(Exercise aim) Return a copy of every line in the records that includes the word "plain".

[Data records]
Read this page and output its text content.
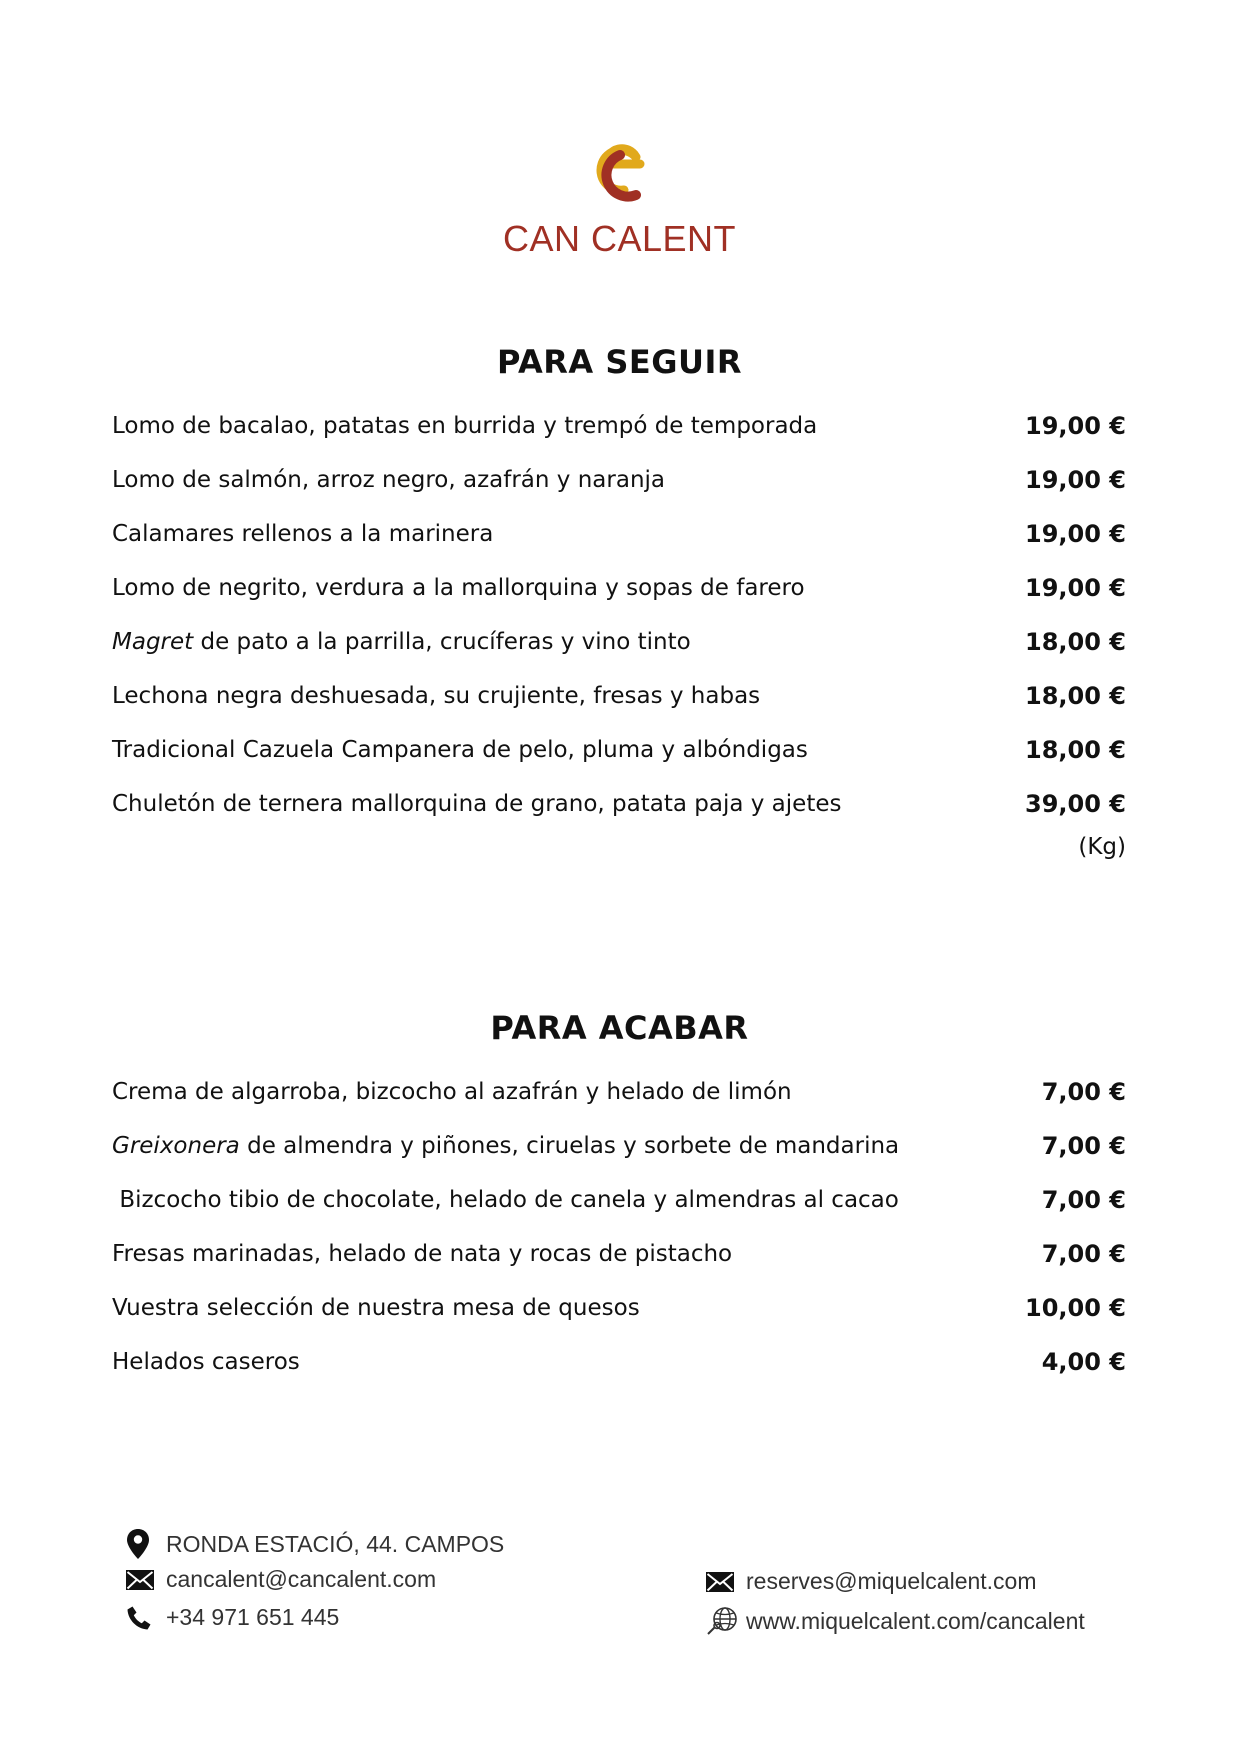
CAN CALENT
PARA SEGUIR
Lomo de bacalao, patatas en burrida y trempó de temporada	19,00 €
Lomo de salmón, arroz negro, azafrán y naranja	19,00 €
Calamares rellenos a la marinera	19,00 €
Lomo de negrito, verdura a la mallorquina y sopas de farero	19,00 €
Magret de pato a la parrilla, crucíferas y vino tinto	18,00 €
Lechona negra deshuesada, su crujiente, fresas y habas	18,00 €
Tradicional Cazuela Campanera de pelo, pluma y albóndigas	18,00 €
Chuletón de ternera mallorquina de grano, patata paja y ajetes	39,00 €
(Kg)
PARA ACABAR
Crema de algarroba, bizcocho al azafrán y helado de limón	7,00 €
Greixonera de almendra y piñones, ciruelas y sorbete de mandarina	7,00 €
Bizcocho tibio de chocolate, helado de canela y almendras al cacao	7,00 €
Fresas marinadas, helado de nata y rocas de pistacho	7,00 €
Vuestra selección de nuestra mesa de quesos	10,00 €
Helados caseros	4,00 €
RONDA ESTACIÓ, 44. CAMPOS
cancalent@cancalent.com
+34 971 651 445
reserves@miquelcalent.com
www.miquelcalent.com/cancalent
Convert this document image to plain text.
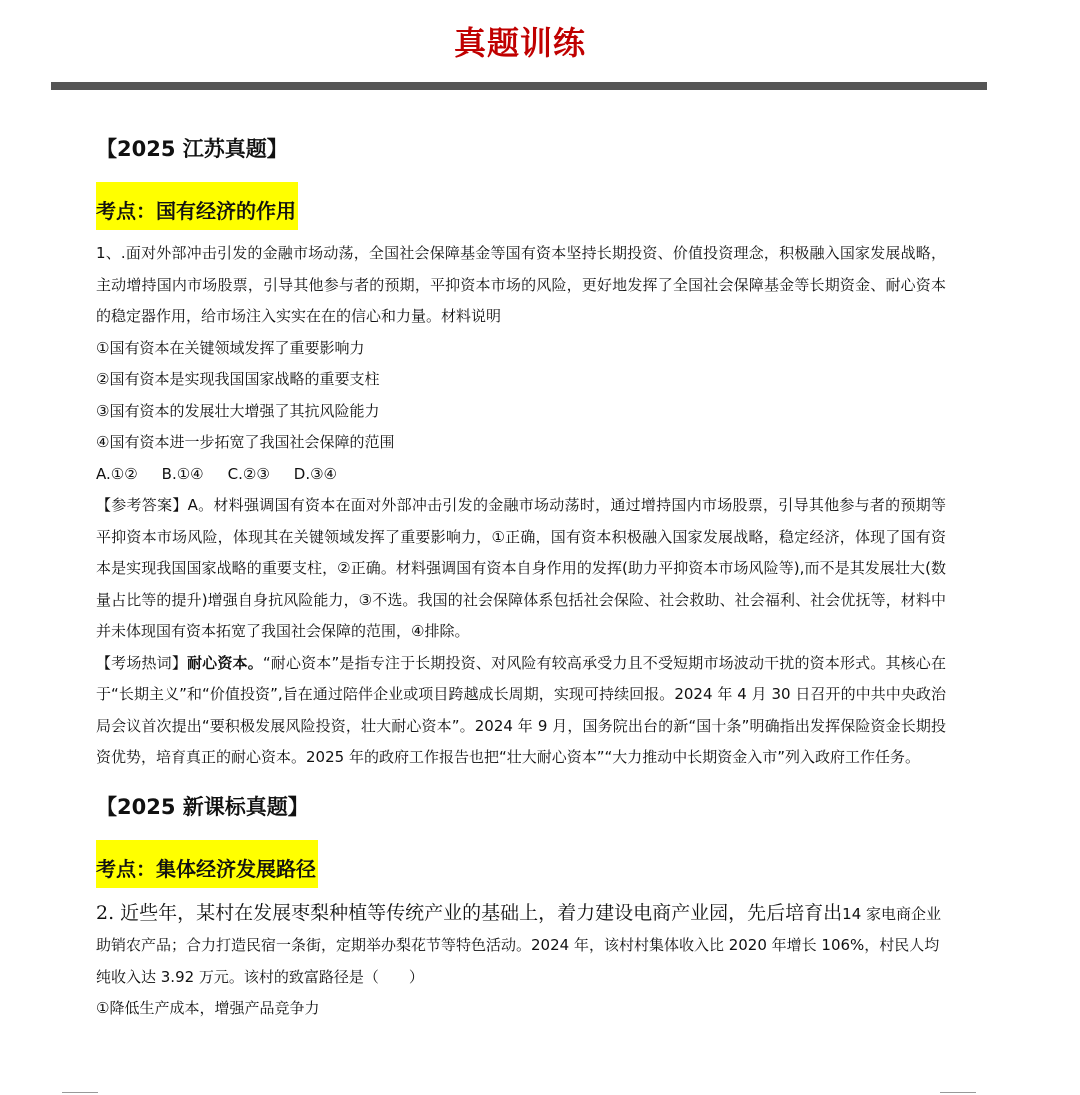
真题训练
【2025 江苏真题】
考点：国有经济的作用

1、.面对外部冲击引发的金融市场动荡，全国社会保障基金等国有资本坚持长期投资、价值投资理念，积极融入国家发展战略，主动增持国内市场股票，引导其他参与者的预期，平抑资本市场的风险，更好地发挥了全国社会保障基金等长期资金、耐心资本的稳定器作用，给市场注入实实在在的信心和力量。材料说明

①国有资本在关键领域发挥了重要影响力

②国有资本是实现我国国家战略的重要支柱

③国有资本的发展壮大增强了其抗风险能力

④国有资本进一步拓宽了我国社会保障的范围

A.①② B.①④ C.②③ D.③④

【参考答案】A。材料强调国有资本在面对外部冲击引发的金融市场动荡时，通过增持国内市场股票，引导其他参与者的预期等平抑资本市场风险，体现其在关键领域发挥了重要影响力，①正确，国有资本积极融入国家发展战略，稳定经济，体现了国有资本是实现我国国家战略的重要支柱，②正确。材料强调国有资本自身作用的发挥(助力平抑资本市场风险等),而不是其发展壮大(数量占比等的提升)增强自身抗风险能力，③不选。我国的社会保障体系包括社会保险、社会救助、社会福利、社会优抚等，材料中并未体现国有资本拓宽了我国社会保障的范围，④排除。

【考场热词】耐心资本。“耐心资本”是指专注于长期投资、对风险有较高承受力且不受短期市场波动干扰的资本形式。其核心在于“长期主义”和“价值投资”,旨在通过陪伴企业或项目跨越成长周期，实现可持续回报。2024 年 4 月 30 日召开的中共中央政治局会议首次提出“要积极发展风险投资，壮大耐心资本”。2024 年 9 月，国务院出台的新“国十条”明确指出发挥保险资金长期投资优势，培育真正的耐心资本。2025 年的政府工作报告也把“壮大耐心资本”“大力推动中长期资金入市”列入政府工作任务。

【2025 新课标真题】
考点：集体经济发展路径

2. 近些年，某村在发展枣梨种植等传统产业的基础上，着力建设电商产业园，先后培育出14 家电商企业助销农产品；合力打造民宿一条街，定期举办梨花节等特色活动。2024 年，该村村集体收入比 2020 年增长 106%，村民人均纯收入达 3.92 万元。该村的致富路径是（　　）

①降低生产成本，增强产品竞争力
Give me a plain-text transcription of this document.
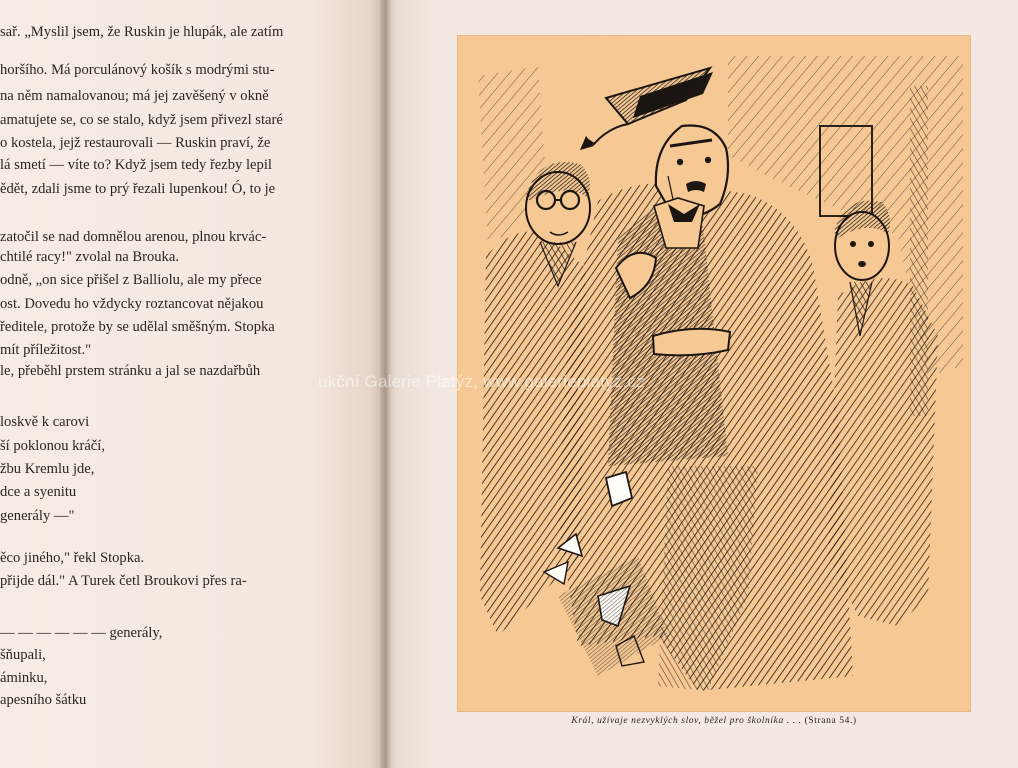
sař. „Myslil jsem, že Ruskin je hlupák, ale zatím
horšího. Má porculánový košík s modrými stu-
na něm namalovanou; má jej zavěšený v okně
amatujete se, co se stalo, když jsem přivezl staré
o kostela, jejž restaurovali — Ruskin praví, že
lá smetí — víte to? Když jsem tedy řezby lepil
ědět, zdali jsme to prý řezali lupenkou! Ó, to je
zatočil se nad domnělou arenou, plnou krvác-
chtilé racy!" zvolal na Brouka.
odně, „on sice přišel z Balliolu, ale my přece
ost. Dovedu ho vždycky roztancovat nějakou
ředitele, protože by se udělal směšným. Stopka
mít příležitost."
le, přeběhl prstem stránku a jal se nazdařbůh
loskvě k carovi
ší poklonou kráčí,
žbu Kremlu jde,
dce a syenitu
generály —"
ěco jiného," řekl Stopka.
přijde dál." A Turek četl Broukovi přes ra-
— — — — — — generály,
šňupali,
áminku,
apesního šátku
Král, užívaje nezvyklých slov, běžel pro školníka . . . (Strana 54.)
ukční Galerie Platýz, www.galerieplatyz.cz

(The reply)
Convert this document image to plain text.
Give me a plain-text transcription of this document.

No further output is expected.